#### Set exercise
Read the records below. Copy each line where the string "name" occurs.

#### Records
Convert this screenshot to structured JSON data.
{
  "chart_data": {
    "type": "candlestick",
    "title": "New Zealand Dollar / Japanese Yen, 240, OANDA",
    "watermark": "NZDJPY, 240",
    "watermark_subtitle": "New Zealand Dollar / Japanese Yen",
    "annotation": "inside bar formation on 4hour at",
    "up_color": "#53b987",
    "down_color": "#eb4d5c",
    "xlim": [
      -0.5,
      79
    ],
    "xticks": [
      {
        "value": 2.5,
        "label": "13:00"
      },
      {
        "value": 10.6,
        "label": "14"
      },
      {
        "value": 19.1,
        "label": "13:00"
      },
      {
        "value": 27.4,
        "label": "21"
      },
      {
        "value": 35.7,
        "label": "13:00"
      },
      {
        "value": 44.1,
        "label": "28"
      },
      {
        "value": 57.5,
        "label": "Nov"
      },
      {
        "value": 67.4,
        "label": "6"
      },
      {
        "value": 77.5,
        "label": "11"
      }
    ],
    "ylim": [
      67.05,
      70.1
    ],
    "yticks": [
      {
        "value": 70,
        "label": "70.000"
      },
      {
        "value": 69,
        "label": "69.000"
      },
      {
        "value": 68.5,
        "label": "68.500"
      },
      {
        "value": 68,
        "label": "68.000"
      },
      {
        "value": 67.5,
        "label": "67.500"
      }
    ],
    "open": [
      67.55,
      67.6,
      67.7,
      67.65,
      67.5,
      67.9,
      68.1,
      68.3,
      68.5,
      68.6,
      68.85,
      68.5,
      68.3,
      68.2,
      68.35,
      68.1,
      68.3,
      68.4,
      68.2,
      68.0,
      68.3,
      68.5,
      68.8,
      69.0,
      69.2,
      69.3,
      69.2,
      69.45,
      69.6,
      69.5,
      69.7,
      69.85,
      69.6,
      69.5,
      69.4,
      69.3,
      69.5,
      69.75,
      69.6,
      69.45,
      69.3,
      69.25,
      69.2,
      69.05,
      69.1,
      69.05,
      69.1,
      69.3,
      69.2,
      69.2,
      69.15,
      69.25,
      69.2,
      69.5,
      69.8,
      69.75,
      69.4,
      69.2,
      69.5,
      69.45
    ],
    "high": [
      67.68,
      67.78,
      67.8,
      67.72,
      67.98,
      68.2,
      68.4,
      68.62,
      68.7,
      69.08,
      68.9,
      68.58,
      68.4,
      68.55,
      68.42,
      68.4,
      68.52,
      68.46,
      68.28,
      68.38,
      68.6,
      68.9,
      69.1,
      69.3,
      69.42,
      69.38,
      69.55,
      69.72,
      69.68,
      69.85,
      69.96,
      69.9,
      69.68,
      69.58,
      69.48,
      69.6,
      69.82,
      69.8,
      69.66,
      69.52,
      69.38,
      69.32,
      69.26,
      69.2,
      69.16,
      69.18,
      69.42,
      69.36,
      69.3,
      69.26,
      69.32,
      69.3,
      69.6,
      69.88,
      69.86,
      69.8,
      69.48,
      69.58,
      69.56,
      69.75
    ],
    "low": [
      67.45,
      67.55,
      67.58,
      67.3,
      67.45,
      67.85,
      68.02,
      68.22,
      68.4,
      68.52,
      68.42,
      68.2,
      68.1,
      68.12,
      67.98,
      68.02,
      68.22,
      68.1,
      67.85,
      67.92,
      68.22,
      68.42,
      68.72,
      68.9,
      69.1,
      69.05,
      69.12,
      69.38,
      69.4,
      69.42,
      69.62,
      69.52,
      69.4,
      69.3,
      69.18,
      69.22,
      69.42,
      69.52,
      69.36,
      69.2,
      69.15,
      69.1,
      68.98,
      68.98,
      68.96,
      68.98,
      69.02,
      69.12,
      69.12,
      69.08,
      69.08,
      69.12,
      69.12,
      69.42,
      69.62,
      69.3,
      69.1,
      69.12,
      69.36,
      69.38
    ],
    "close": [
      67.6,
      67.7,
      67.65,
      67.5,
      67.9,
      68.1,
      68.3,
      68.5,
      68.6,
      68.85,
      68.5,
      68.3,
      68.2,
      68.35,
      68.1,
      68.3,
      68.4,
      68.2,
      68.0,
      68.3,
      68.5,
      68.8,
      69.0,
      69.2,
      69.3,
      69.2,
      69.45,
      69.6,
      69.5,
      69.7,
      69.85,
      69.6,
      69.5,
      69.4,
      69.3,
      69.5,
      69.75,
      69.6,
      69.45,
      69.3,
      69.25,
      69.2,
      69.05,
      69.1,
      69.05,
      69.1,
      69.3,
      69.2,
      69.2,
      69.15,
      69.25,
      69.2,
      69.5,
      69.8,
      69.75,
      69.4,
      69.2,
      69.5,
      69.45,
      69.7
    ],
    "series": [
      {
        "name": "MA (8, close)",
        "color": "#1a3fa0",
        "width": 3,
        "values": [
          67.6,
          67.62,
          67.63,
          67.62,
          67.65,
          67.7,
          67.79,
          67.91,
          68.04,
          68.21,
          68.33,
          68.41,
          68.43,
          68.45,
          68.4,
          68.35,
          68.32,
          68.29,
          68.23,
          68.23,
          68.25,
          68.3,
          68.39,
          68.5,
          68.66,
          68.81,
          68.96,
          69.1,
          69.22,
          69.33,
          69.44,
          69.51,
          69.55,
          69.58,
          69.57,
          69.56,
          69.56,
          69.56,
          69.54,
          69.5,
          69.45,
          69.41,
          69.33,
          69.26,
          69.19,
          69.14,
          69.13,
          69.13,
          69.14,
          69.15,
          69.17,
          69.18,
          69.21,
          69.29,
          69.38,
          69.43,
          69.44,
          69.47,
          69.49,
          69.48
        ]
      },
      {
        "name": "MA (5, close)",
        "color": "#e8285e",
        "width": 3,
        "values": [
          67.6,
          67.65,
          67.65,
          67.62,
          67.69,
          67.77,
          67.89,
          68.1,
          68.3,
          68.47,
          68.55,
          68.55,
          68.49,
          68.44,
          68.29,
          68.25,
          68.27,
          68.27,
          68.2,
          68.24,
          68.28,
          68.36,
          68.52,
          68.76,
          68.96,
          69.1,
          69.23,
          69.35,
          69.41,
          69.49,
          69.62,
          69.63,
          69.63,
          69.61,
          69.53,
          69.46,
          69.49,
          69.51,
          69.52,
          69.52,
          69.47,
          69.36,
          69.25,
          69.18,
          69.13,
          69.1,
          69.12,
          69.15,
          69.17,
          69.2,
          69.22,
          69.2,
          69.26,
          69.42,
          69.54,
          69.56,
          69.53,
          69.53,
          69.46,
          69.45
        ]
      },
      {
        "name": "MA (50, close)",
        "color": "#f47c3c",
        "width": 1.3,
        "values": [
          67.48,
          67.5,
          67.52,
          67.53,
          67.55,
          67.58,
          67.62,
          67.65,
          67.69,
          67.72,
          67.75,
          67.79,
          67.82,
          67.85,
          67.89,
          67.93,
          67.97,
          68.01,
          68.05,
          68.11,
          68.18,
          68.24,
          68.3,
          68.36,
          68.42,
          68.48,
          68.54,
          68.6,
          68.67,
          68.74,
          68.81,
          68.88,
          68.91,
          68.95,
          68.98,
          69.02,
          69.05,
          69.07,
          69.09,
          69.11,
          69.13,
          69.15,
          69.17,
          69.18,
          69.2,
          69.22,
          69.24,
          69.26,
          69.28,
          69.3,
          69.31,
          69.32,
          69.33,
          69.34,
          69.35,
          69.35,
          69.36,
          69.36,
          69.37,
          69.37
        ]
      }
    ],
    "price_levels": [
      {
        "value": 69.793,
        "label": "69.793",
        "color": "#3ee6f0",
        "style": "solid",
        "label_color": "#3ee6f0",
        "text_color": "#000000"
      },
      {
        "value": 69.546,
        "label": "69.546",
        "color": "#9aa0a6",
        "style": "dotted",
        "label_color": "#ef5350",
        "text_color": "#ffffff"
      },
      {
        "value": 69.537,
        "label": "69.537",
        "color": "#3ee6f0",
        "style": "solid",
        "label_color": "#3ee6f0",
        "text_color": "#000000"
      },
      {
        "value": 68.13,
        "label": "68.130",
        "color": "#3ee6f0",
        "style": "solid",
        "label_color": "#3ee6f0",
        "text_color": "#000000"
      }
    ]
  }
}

#### Answer to the problem
        "name": "MA (8, close)",
        "name": "MA (5, close)",
        "name": "MA (50, close)",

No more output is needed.